| Exercise |
In the data below, find each line that contains the word "this" and copy it.
=== Section Start ===
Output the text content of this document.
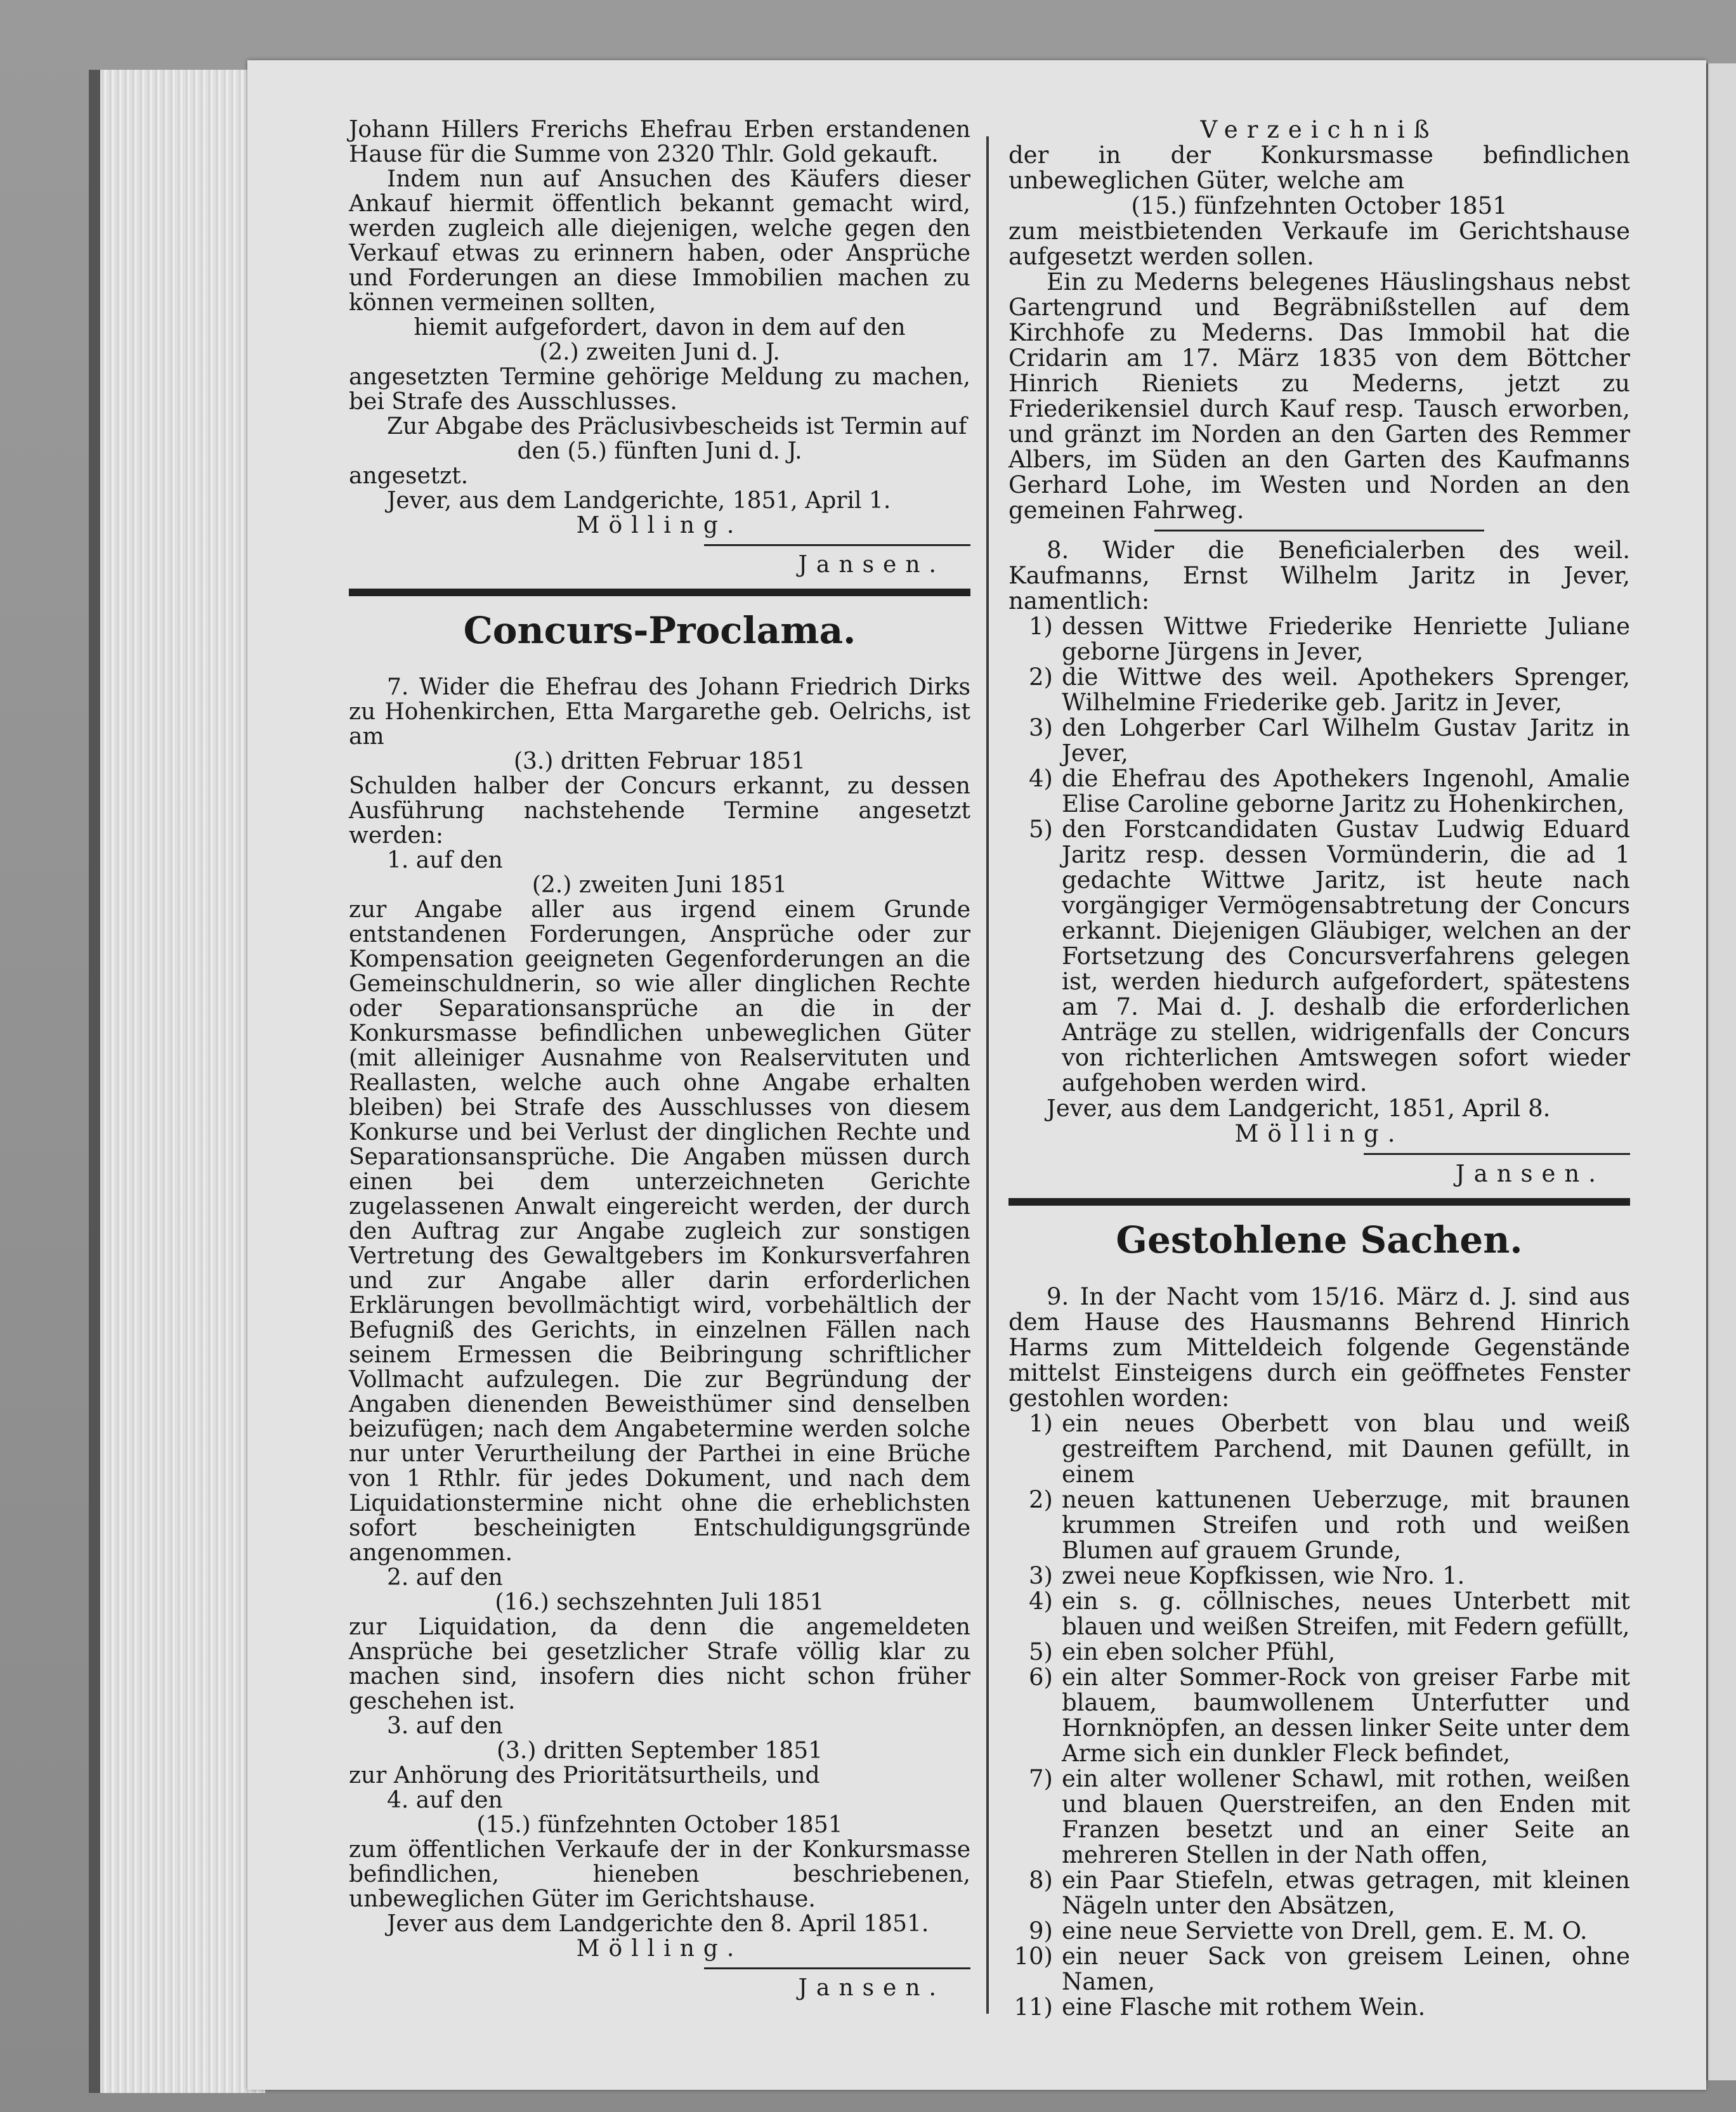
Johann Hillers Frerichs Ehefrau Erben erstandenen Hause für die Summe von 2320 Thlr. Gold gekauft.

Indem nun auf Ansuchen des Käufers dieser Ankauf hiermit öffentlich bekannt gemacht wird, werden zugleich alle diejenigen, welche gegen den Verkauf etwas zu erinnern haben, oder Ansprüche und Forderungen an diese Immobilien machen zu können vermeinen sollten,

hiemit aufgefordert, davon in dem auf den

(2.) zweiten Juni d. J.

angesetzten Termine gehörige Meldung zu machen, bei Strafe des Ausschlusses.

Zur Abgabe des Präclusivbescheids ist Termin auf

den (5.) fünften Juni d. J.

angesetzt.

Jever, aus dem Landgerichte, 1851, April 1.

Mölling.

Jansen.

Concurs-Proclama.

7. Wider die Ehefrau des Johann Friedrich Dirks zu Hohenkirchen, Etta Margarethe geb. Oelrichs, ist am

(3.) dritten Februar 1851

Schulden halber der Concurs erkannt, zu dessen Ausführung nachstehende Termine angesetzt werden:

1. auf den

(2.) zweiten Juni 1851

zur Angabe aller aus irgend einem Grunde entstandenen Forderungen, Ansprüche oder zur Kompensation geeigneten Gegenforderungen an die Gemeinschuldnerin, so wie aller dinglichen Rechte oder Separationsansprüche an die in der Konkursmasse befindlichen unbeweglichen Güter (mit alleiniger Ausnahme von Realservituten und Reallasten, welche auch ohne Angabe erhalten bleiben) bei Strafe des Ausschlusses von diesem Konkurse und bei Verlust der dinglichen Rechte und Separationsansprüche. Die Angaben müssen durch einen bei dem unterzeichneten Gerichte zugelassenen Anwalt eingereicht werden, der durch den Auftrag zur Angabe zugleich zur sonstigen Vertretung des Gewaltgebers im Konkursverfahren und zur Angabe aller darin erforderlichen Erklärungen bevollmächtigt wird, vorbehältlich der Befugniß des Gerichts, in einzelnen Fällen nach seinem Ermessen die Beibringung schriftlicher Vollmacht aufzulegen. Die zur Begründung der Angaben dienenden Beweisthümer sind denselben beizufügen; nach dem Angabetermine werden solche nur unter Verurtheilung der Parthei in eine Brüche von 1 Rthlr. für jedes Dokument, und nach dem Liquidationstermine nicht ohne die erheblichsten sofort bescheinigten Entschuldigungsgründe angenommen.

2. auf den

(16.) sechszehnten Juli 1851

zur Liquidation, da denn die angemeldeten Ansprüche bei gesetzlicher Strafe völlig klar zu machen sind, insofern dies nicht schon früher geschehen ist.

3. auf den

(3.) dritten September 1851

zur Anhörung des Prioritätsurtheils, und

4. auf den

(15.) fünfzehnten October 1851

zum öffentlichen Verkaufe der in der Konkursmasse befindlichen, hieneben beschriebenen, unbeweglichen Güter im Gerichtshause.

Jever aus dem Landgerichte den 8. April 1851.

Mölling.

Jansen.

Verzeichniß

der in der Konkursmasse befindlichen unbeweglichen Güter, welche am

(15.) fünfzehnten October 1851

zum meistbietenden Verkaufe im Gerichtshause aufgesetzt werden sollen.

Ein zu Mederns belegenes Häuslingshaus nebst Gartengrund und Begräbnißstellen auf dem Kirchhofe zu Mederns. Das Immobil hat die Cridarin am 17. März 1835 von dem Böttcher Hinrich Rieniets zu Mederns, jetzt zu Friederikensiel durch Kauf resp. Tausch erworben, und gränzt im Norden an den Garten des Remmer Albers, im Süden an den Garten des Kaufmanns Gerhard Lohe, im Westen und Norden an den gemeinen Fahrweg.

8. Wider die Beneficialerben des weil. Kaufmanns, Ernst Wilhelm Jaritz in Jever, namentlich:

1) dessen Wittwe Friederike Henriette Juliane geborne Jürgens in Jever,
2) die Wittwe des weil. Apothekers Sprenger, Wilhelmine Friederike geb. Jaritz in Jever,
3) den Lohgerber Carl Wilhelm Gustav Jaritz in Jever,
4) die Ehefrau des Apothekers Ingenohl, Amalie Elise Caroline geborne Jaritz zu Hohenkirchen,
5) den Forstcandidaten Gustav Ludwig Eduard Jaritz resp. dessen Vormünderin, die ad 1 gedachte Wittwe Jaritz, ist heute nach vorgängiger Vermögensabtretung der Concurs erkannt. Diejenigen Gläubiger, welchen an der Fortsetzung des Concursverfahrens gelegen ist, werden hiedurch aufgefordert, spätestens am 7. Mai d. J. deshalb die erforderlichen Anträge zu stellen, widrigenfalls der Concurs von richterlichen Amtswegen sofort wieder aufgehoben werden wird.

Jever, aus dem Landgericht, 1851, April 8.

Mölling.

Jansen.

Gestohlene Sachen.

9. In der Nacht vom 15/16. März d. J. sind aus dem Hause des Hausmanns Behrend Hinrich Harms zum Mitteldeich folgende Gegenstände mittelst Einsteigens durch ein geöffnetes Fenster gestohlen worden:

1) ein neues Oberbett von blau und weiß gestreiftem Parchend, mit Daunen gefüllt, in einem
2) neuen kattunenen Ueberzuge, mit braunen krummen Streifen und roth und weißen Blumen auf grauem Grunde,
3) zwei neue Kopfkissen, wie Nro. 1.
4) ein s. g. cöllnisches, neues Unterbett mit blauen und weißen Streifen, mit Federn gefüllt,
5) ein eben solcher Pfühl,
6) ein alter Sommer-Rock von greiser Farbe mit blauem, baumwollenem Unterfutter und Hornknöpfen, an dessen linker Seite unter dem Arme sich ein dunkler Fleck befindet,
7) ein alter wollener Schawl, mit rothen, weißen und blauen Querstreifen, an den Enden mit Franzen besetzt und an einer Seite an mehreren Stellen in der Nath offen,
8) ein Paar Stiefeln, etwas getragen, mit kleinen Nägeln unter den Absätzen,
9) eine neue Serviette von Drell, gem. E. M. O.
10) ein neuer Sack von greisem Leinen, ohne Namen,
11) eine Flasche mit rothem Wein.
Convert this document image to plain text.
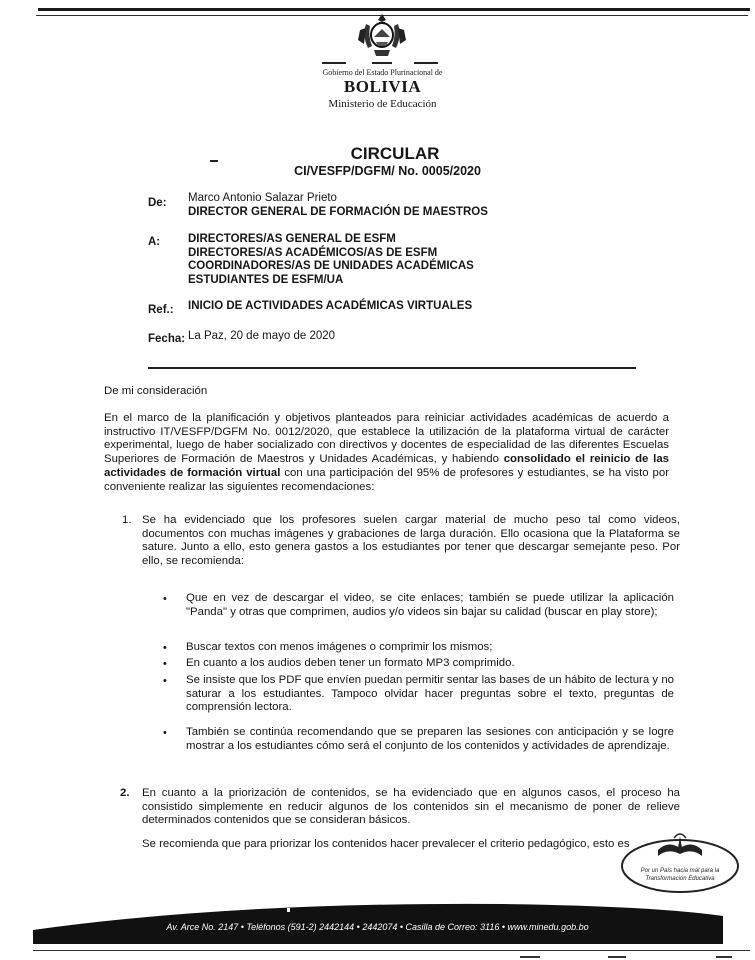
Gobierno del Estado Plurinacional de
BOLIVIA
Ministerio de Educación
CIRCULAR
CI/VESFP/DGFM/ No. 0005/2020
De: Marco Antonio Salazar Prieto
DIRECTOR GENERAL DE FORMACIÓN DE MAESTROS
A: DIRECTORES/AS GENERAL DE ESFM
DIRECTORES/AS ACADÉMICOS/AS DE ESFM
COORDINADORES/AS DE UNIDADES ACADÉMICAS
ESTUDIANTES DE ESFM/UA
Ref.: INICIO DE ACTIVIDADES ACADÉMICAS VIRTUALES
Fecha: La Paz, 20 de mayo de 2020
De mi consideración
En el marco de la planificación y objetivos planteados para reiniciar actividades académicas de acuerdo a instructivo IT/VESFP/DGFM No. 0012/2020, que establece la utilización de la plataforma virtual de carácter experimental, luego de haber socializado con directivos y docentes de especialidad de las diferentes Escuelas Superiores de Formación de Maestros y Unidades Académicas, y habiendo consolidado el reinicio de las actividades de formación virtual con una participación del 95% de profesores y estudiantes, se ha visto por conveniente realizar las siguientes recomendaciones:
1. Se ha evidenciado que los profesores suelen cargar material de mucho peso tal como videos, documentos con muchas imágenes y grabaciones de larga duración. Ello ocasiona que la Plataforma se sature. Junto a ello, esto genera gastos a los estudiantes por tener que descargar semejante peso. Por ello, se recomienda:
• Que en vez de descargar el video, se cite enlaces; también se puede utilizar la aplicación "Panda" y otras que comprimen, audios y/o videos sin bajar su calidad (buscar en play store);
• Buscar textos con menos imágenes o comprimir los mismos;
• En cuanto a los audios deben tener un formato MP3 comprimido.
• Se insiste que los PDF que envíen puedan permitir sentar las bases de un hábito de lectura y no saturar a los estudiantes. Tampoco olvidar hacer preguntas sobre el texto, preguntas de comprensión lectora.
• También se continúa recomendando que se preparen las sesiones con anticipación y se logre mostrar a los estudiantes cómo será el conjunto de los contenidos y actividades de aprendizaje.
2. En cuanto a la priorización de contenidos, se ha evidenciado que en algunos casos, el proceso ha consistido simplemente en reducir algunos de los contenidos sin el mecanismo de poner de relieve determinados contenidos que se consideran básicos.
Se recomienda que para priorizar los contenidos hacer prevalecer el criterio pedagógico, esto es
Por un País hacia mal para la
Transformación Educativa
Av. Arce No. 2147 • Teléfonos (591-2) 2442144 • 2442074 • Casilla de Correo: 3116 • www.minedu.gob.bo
=== Section End ===
| Answer box |
Output the text content of this document.
Convert this document image to plain text.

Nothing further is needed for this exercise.